- Objective
Reproduce every entry that follows word for word, but omit the images.
* Start The data *
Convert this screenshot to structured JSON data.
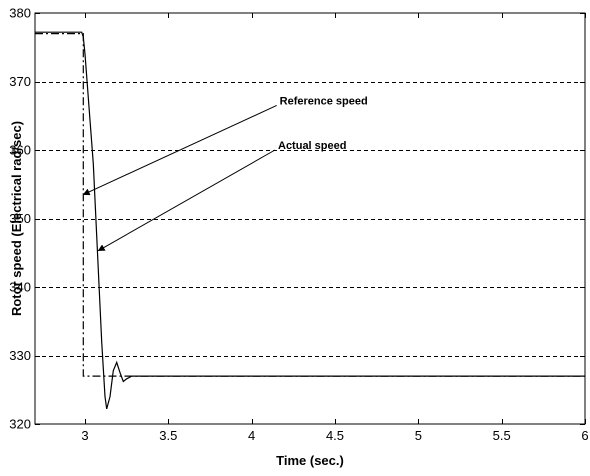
{
  "chart_data": {
    "type": "line",
    "title": "",
    "xlabel": "Time (sec.)",
    "ylabel": "Rotor speed (Electrical rad/sec)",
    "xlim": [
      2.7,
      6
    ],
    "ylim": [
      320,
      380
    ],
    "grid": "horizontal-dashed",
    "legend": "none",
    "x_ticks": [
      3,
      3.5,
      4,
      4.5,
      5,
      5.5,
      6
    ],
    "x_tick_labels": [
      "3",
      "3.5",
      "4",
      "4.5",
      "5",
      "5.5",
      "6"
    ],
    "y_ticks": [
      320,
      330,
      340,
      350,
      360,
      370,
      380
    ],
    "y_tick_labels": [
      "320",
      "330",
      "340",
      "350",
      "360",
      "370",
      "380"
    ],
    "series": [
      {
        "name": "Reference speed",
        "style": "dash-dot",
        "x": [
          2.7,
          2.99,
          2.99,
          6.0
        ],
        "y": [
          377,
          377,
          327,
          327
        ]
      },
      {
        "name": "Actual speed",
        "style": "solid",
        "x": [
          2.7,
          2.98,
          2.99,
          3.0,
          3.05,
          3.1,
          3.12,
          3.13,
          3.15,
          3.17,
          3.19,
          3.21,
          3.23,
          3.25,
          3.28,
          3.35,
          4.0,
          5.0,
          6.0
        ],
        "y": [
          377.2,
          377.2,
          376.5,
          374.0,
          358.0,
          332.0,
          324.0,
          322.2,
          324.0,
          327.8,
          329.0,
          327.5,
          326.2,
          326.6,
          327.0,
          327.0,
          327.0,
          327.0,
          327.0
        ]
      }
    ],
    "annotations": [
      {
        "text": "Reference speed",
        "label_at": [
          4.15,
          366.5
        ],
        "arrow_to": [
          2.99,
          353.5
        ]
      },
      {
        "text": "Actual speed",
        "label_at": [
          4.14,
          360.0
        ],
        "arrow_to": [
          3.08,
          345.3
        ]
      }
    ],
    "colors": {
      "line": "#000000",
      "grid": "#000000",
      "background": "#ffffff"
    }
  }
}
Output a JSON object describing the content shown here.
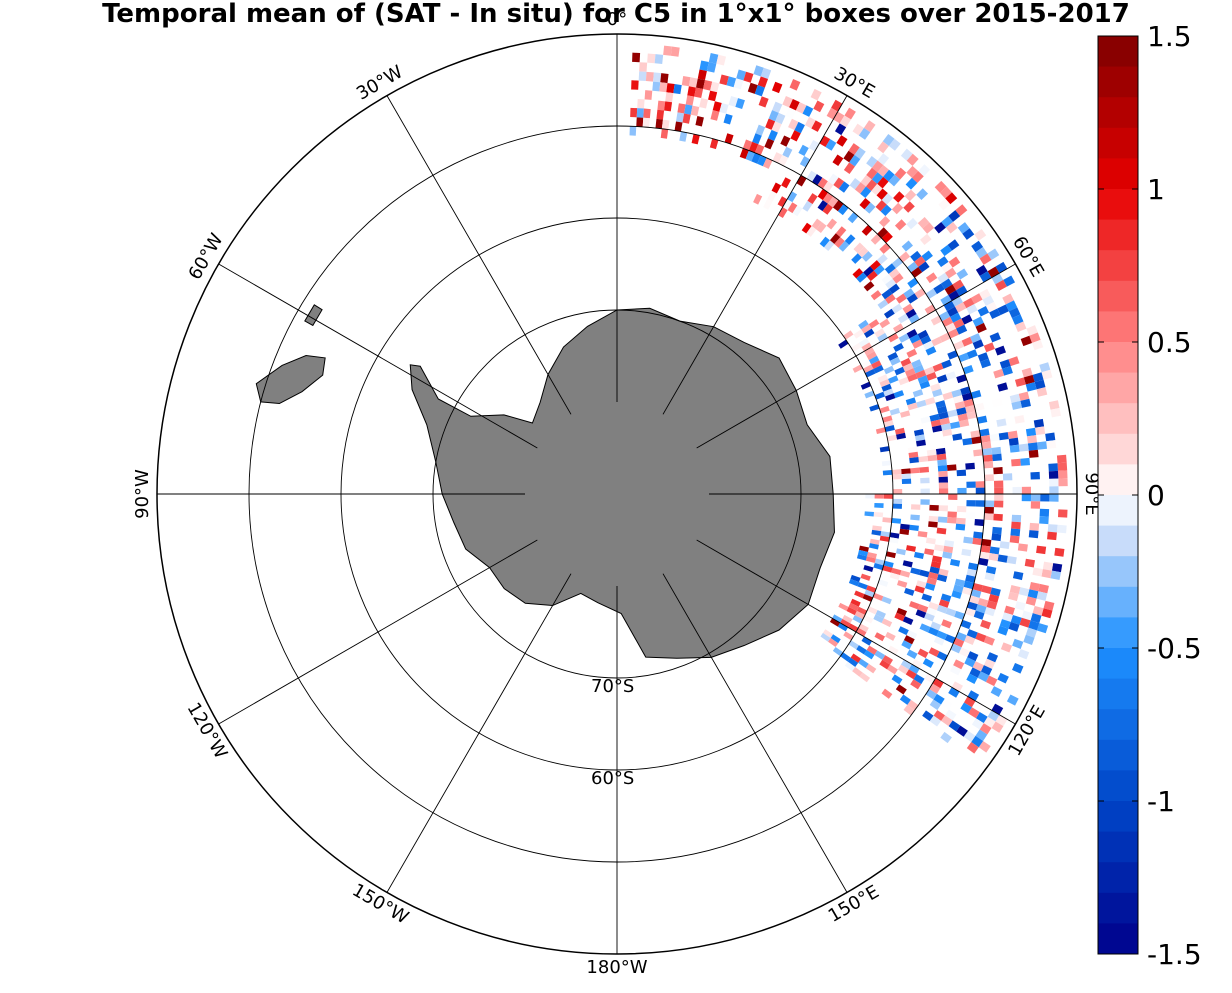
{
  "title": "Temporal mean of (SAT - In situ) for C5 in 1°x1° boxes over 2015-2017",
  "map": {
    "projection": "south polar stereographic",
    "land_color": "#808080",
    "ocean_color": "#ffffff",
    "latitude_labels": [
      {
        "text": "70°S",
        "lat": -70
      },
      {
        "text": "60°S",
        "lat": -60
      }
    ],
    "longitude_labels": [
      {
        "text": "0°",
        "lon": 0
      },
      {
        "text": "30°E",
        "lon": 30
      },
      {
        "text": "60°E",
        "lon": 60
      },
      {
        "text": "90°E",
        "lon": 90
      },
      {
        "text": "120°E",
        "lon": 120
      },
      {
        "text": "150°E",
        "lon": 150
      },
      {
        "text": "180°W",
        "lon": 180
      },
      {
        "text": "150°W",
        "lon": -150
      },
      {
        "text": "120°W",
        "lon": -120
      },
      {
        "text": "90°W",
        "lon": -90
      },
      {
        "text": "60°W",
        "lon": -60
      },
      {
        "text": "30°W",
        "lon": -30
      }
    ],
    "data_region": "1°x1° boxes with values, east of ~10°E to ~125°E, between ~45°S and ~65°S"
  },
  "colorbar": {
    "min": -1.5,
    "max": 1.5,
    "ticks": [
      "1.5",
      "1",
      "0.5",
      "0",
      "-0.5",
      "-1",
      "-1.5"
    ],
    "colors": {
      "neg_max": "#00008b",
      "neg_mid": "#1e90ff",
      "zero": "#ffffff",
      "pos_mid": "#ff4040",
      "pos_max": "#7f0000"
    }
  }
}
* End The data *
- Result below
Convert this screenshot to structured JSON data.
{
  "chart_data": {
    "type": "line",
    "title": "",
    "xlabel": "Time (sec.)",
    "ylabel": "Rotor speed (Electrical rad/sec)",
    "xlim": [
      2.7,
      6
    ],
    "ylim": [
      320,
      380
    ],
    "grid": "horizontal-dashed",
    "legend": "none",
    "x_ticks": [
      3,
      3.5,
      4,
      4.5,
      5,
      5.5,
      6
    ],
    "x_tick_labels": [
      "3",
      "3.5",
      "4",
      "4.5",
      "5",
      "5.5",
      "6"
    ],
    "y_ticks": [
      320,
      330,
      340,
      350,
      360,
      370,
      380
    ],
    "y_tick_labels": [
      "320",
      "330",
      "340",
      "350",
      "360",
      "370",
      "380"
    ],
    "series": [
      {
        "name": "Reference speed",
        "style": "dash-dot",
        "x": [
          2.7,
          2.99,
          2.99,
          6.0
        ],
        "y": [
          377,
          377,
          327,
          327
        ]
      },
      {
        "name": "Actual speed",
        "style": "solid",
        "x": [
          2.7,
          2.98,
          2.99,
          3.0,
          3.05,
          3.1,
          3.12,
          3.13,
          3.15,
          3.17,
          3.19,
          3.21,
          3.23,
          3.25,
          3.28,
          3.35,
          4.0,
          5.0,
          6.0
        ],
        "y": [
          377.2,
          377.2,
          376.5,
          374.0,
          358.0,
          332.0,
          324.0,
          322.2,
          324.0,
          327.8,
          329.0,
          327.5,
          326.2,
          326.6,
          327.0,
          327.0,
          327.0,
          327.0,
          327.0
        ]
      }
    ],
    "annotations": [
      {
        "text": "Reference speed",
        "label_at": [
          4.15,
          366.5
        ],
        "arrow_to": [
          2.99,
          353.5
        ]
      },
      {
        "text": "Actual speed",
        "label_at": [
          4.14,
          360.0
        ],
        "arrow_to": [
          3.08,
          345.3
        ]
      }
    ],
    "colors": {
      "line": "#000000",
      "grid": "#000000",
      "background": "#ffffff"
    }
  }
}
Output a JSON object describing the content shown here.
{
  "title": "Temporal mean of (SAT - In situ) for C5 in 1°x1° boxes over 2015-2017",
  "map": {
    "projection": "south polar stereographic",
    "land_color": "#808080",
    "ocean_color": "#ffffff",
    "latitude_labels": [
      {
        "text": "70°S",
        "lat": -70
      },
      {
        "text": "60°S",
        "lat": -60
      }
    ],
    "longitude_labels": [
      {
        "text": "0°",
        "lon": 0
      },
      {
        "text": "30°E",
        "lon": 30
      },
      {
        "text": "60°E",
        "lon": 60
      },
      {
        "text": "90°E",
        "lon": 90
      },
      {
        "text": "120°E",
        "lon": 120
      },
      {
        "text": "150°E",
        "lon": 150
      },
      {
        "text": "180°W",
        "lon": 180
      },
      {
        "text": "150°W",
        "lon": -150
      },
      {
        "text": "120°W",
        "lon": -120
      },
      {
        "text": "90°W",
        "lon": -90
      },
      {
        "text": "60°W",
        "lon": -60
      },
      {
        "text": "30°W",
        "lon": -30
      }
    ],
    "data_region": "1°x1° boxes with values, east of ~10°E to ~125°E, between ~45°S and ~65°S"
  },
  "colorbar": {
    "min": -1.5,
    "max": 1.5,
    "ticks": [
      "1.5",
      "1",
      "0.5",
      "0",
      "-0.5",
      "-1",
      "-1.5"
    ],
    "colors": {
      "neg_max": "#00008b",
      "neg_mid": "#1e90ff",
      "zero": "#ffffff",
      "pos_mid": "#ff4040",
      "pos_max": "#7f0000"
    }
  }
}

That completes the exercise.